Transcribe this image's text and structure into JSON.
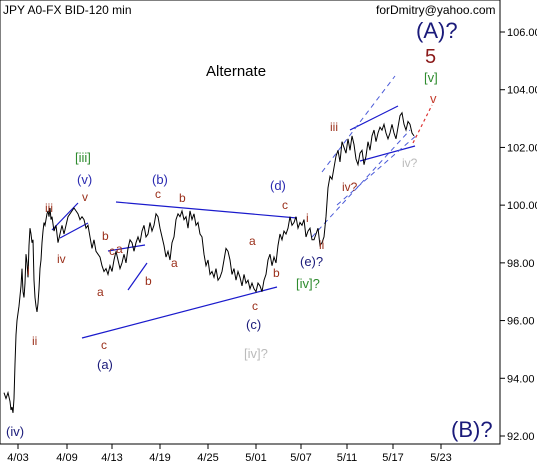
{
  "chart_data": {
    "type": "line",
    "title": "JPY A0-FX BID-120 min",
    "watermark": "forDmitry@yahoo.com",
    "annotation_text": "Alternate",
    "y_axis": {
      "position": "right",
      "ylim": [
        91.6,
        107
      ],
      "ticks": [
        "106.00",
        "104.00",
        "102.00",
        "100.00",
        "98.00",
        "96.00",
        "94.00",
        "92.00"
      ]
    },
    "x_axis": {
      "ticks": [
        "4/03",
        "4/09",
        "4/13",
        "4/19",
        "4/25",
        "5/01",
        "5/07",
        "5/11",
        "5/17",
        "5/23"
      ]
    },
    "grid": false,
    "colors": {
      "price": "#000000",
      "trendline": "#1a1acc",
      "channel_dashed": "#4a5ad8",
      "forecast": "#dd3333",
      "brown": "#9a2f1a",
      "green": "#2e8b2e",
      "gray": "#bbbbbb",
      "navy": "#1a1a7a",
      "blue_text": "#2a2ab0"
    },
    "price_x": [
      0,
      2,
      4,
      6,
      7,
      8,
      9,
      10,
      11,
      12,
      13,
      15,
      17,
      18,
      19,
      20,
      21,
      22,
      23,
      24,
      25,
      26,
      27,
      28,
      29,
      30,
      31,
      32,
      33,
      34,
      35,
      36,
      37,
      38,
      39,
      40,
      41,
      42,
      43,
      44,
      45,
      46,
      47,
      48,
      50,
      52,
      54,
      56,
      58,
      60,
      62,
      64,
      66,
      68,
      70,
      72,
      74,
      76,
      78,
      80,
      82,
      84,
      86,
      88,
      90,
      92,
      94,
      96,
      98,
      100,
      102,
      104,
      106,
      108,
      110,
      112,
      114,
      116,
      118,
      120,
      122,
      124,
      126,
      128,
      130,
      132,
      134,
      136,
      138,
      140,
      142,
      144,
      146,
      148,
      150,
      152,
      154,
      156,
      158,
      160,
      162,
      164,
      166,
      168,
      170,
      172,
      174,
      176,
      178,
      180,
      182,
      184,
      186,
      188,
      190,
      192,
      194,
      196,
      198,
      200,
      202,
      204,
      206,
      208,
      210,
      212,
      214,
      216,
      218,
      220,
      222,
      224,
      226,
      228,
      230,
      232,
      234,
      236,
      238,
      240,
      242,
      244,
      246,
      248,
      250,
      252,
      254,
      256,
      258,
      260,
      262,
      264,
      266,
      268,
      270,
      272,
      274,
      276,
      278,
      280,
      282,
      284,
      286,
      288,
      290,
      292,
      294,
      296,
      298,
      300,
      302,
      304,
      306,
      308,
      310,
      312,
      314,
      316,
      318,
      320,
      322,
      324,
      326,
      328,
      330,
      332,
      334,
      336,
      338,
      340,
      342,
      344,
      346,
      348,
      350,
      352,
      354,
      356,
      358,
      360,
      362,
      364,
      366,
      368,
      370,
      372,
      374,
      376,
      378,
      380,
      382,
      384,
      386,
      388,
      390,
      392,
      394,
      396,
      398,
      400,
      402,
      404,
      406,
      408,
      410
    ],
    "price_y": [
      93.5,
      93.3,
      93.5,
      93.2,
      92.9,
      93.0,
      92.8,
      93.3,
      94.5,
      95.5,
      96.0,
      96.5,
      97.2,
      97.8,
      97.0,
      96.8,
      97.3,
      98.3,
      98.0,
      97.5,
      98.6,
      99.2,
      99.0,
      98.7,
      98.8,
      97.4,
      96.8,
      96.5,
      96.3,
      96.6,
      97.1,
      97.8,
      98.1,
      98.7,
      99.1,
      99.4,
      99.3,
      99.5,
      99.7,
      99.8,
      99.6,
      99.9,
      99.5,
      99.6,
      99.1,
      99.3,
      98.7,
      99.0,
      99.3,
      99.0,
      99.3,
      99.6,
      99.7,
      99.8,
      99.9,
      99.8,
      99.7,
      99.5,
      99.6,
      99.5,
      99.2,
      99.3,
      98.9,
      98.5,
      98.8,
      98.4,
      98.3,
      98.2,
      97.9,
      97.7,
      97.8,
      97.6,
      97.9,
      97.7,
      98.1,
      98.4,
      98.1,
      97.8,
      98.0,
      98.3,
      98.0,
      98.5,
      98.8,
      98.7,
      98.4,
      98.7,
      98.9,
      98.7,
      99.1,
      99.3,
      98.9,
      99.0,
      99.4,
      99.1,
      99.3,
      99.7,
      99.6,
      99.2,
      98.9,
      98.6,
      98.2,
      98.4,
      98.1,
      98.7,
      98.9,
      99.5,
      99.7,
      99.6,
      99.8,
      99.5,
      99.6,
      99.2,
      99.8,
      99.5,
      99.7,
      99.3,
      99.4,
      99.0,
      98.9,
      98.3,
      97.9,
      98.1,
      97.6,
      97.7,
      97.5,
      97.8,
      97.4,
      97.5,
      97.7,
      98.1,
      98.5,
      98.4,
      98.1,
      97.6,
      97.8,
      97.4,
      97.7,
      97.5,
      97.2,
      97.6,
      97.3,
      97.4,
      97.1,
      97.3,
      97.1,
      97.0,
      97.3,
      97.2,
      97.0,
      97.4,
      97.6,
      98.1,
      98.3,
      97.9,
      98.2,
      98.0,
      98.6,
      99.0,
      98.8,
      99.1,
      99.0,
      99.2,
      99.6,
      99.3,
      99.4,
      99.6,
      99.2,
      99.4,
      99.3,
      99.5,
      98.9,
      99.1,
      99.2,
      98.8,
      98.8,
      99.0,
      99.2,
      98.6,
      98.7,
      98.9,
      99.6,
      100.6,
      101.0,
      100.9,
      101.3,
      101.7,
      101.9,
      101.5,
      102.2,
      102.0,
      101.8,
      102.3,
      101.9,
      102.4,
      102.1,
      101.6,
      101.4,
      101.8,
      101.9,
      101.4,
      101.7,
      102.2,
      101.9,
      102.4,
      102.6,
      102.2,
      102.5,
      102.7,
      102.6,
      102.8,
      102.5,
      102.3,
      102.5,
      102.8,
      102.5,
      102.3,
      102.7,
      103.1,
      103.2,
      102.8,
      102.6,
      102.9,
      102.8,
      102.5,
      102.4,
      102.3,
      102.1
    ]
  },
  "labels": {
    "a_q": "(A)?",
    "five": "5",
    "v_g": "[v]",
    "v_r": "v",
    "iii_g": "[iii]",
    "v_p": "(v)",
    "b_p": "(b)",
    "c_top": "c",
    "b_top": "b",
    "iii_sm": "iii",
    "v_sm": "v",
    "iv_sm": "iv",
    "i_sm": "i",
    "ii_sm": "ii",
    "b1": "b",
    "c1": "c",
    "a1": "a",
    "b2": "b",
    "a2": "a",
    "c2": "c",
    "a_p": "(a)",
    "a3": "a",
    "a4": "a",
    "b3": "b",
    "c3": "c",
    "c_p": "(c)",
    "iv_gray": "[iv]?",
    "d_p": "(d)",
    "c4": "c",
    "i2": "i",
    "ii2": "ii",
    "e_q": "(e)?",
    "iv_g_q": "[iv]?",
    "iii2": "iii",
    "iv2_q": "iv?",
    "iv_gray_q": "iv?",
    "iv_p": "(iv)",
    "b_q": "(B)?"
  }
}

Directive.
Skip every picture and transcribe the data above exactly.

Task result.
Transcribe this image's text and structure into JSON.
{
  "chart_data": {
    "type": "line",
    "title": "JPY A0-FX BID-120 min",
    "watermark": "forDmitry@yahoo.com",
    "annotation_text": "Alternate",
    "y_axis": {
      "position": "right",
      "ylim": [
        91.6,
        107
      ],
      "ticks": [
        "106.00",
        "104.00",
        "102.00",
        "100.00",
        "98.00",
        "96.00",
        "94.00",
        "92.00"
      ]
    },
    "x_axis": {
      "ticks": [
        "4/03",
        "4/09",
        "4/13",
        "4/19",
        "4/25",
        "5/01",
        "5/07",
        "5/11",
        "5/17",
        "5/23"
      ]
    },
    "grid": false,
    "colors": {
      "price": "#000000",
      "trendline": "#1a1acc",
      "channel_dashed": "#4a5ad8",
      "forecast": "#dd3333",
      "brown": "#9a2f1a",
      "green": "#2e8b2e",
      "gray": "#bbbbbb",
      "navy": "#1a1a7a",
      "blue_text": "#2a2ab0"
    },
    "price_x": [
      0,
      2,
      4,
      6,
      7,
      8,
      9,
      10,
      11,
      12,
      13,
      15,
      17,
      18,
      19,
      20,
      21,
      22,
      23,
      24,
      25,
      26,
      27,
      28,
      29,
      30,
      31,
      32,
      33,
      34,
      35,
      36,
      37,
      38,
      39,
      40,
      41,
      42,
      43,
      44,
      45,
      46,
      47,
      48,
      50,
      52,
      54,
      56,
      58,
      60,
      62,
      64,
      66,
      68,
      70,
      72,
      74,
      76,
      78,
      80,
      82,
      84,
      86,
      88,
      90,
      92,
      94,
      96,
      98,
      100,
      102,
      104,
      106,
      108,
      110,
      112,
      114,
      116,
      118,
      120,
      122,
      124,
      126,
      128,
      130,
      132,
      134,
      136,
      138,
      140,
      142,
      144,
      146,
      148,
      150,
      152,
      154,
      156,
      158,
      160,
      162,
      164,
      166,
      168,
      170,
      172,
      174,
      176,
      178,
      180,
      182,
      184,
      186,
      188,
      190,
      192,
      194,
      196,
      198,
      200,
      202,
      204,
      206,
      208,
      210,
      212,
      214,
      216,
      218,
      220,
      222,
      224,
      226,
      228,
      230,
      232,
      234,
      236,
      238,
      240,
      242,
      244,
      246,
      248,
      250,
      252,
      254,
      256,
      258,
      260,
      262,
      264,
      266,
      268,
      270,
      272,
      274,
      276,
      278,
      280,
      282,
      284,
      286,
      288,
      290,
      292,
      294,
      296,
      298,
      300,
      302,
      304,
      306,
      308,
      310,
      312,
      314,
      316,
      318,
      320,
      322,
      324,
      326,
      328,
      330,
      332,
      334,
      336,
      338,
      340,
      342,
      344,
      346,
      348,
      350,
      352,
      354,
      356,
      358,
      360,
      362,
      364,
      366,
      368,
      370,
      372,
      374,
      376,
      378,
      380,
      382,
      384,
      386,
      388,
      390,
      392,
      394,
      396,
      398,
      400,
      402,
      404,
      406,
      408,
      410
    ],
    "price_y": [
      93.5,
      93.3,
      93.5,
      93.2,
      92.9,
      93.0,
      92.8,
      93.3,
      94.5,
      95.5,
      96.0,
      96.5,
      97.2,
      97.8,
      97.0,
      96.8,
      97.3,
      98.3,
      98.0,
      97.5,
      98.6,
      99.2,
      99.0,
      98.7,
      98.8,
      97.4,
      96.8,
      96.5,
      96.3,
      96.6,
      97.1,
      97.8,
      98.1,
      98.7,
      99.1,
      99.4,
      99.3,
      99.5,
      99.7,
      99.8,
      99.6,
      99.9,
      99.5,
      99.6,
      99.1,
      99.3,
      98.7,
      99.0,
      99.3,
      99.0,
      99.3,
      99.6,
      99.7,
      99.8,
      99.9,
      99.8,
      99.7,
      99.5,
      99.6,
      99.5,
      99.2,
      99.3,
      98.9,
      98.5,
      98.8,
      98.4,
      98.3,
      98.2,
      97.9,
      97.7,
      97.8,
      97.6,
      97.9,
      97.7,
      98.1,
      98.4,
      98.1,
      97.8,
      98.0,
      98.3,
      98.0,
      98.5,
      98.8,
      98.7,
      98.4,
      98.7,
      98.9,
      98.7,
      99.1,
      99.3,
      98.9,
      99.0,
      99.4,
      99.1,
      99.3,
      99.7,
      99.6,
      99.2,
      98.9,
      98.6,
      98.2,
      98.4,
      98.1,
      98.7,
      98.9,
      99.5,
      99.7,
      99.6,
      99.8,
      99.5,
      99.6,
      99.2,
      99.8,
      99.5,
      99.7,
      99.3,
      99.4,
      99.0,
      98.9,
      98.3,
      97.9,
      98.1,
      97.6,
      97.7,
      97.5,
      97.8,
      97.4,
      97.5,
      97.7,
      98.1,
      98.5,
      98.4,
      98.1,
      97.6,
      97.8,
      97.4,
      97.7,
      97.5,
      97.2,
      97.6,
      97.3,
      97.4,
      97.1,
      97.3,
      97.1,
      97.0,
      97.3,
      97.2,
      97.0,
      97.4,
      97.6,
      98.1,
      98.3,
      97.9,
      98.2,
      98.0,
      98.6,
      99.0,
      98.8,
      99.1,
      99.0,
      99.2,
      99.6,
      99.3,
      99.4,
      99.6,
      99.2,
      99.4,
      99.3,
      99.5,
      98.9,
      99.1,
      99.2,
      98.8,
      98.8,
      99.0,
      99.2,
      98.6,
      98.7,
      98.9,
      99.6,
      100.6,
      101.0,
      100.9,
      101.3,
      101.7,
      101.9,
      101.5,
      102.2,
      102.0,
      101.8,
      102.3,
      101.9,
      102.4,
      102.1,
      101.6,
      101.4,
      101.8,
      101.9,
      101.4,
      101.7,
      102.2,
      101.9,
      102.4,
      102.6,
      102.2,
      102.5,
      102.7,
      102.6,
      102.8,
      102.5,
      102.3,
      102.5,
      102.8,
      102.5,
      102.3,
      102.7,
      103.1,
      103.2,
      102.8,
      102.6,
      102.9,
      102.8,
      102.5,
      102.4,
      102.3,
      102.1
    ]
  },
  "labels": {
    "a_q": "(A)?",
    "five": "5",
    "v_g": "[v]",
    "v_r": "v",
    "iii_g": "[iii]",
    "v_p": "(v)",
    "b_p": "(b)",
    "c_top": "c",
    "b_top": "b",
    "iii_sm": "iii",
    "v_sm": "v",
    "iv_sm": "iv",
    "i_sm": "i",
    "ii_sm": "ii",
    "b1": "b",
    "c1": "c",
    "a1": "a",
    "b2": "b",
    "a2": "a",
    "c2": "c",
    "a_p": "(a)",
    "a3": "a",
    "a4": "a",
    "b3": "b",
    "c3": "c",
    "c_p": "(c)",
    "iv_gray": "[iv]?",
    "d_p": "(d)",
    "c4": "c",
    "i2": "i",
    "ii2": "ii",
    "e_q": "(e)?",
    "iv_g_q": "[iv]?",
    "iii2": "iii",
    "iv2_q": "iv?",
    "iv_gray_q": "iv?",
    "iv_p": "(iv)",
    "b_q": "(B)?"
  }
}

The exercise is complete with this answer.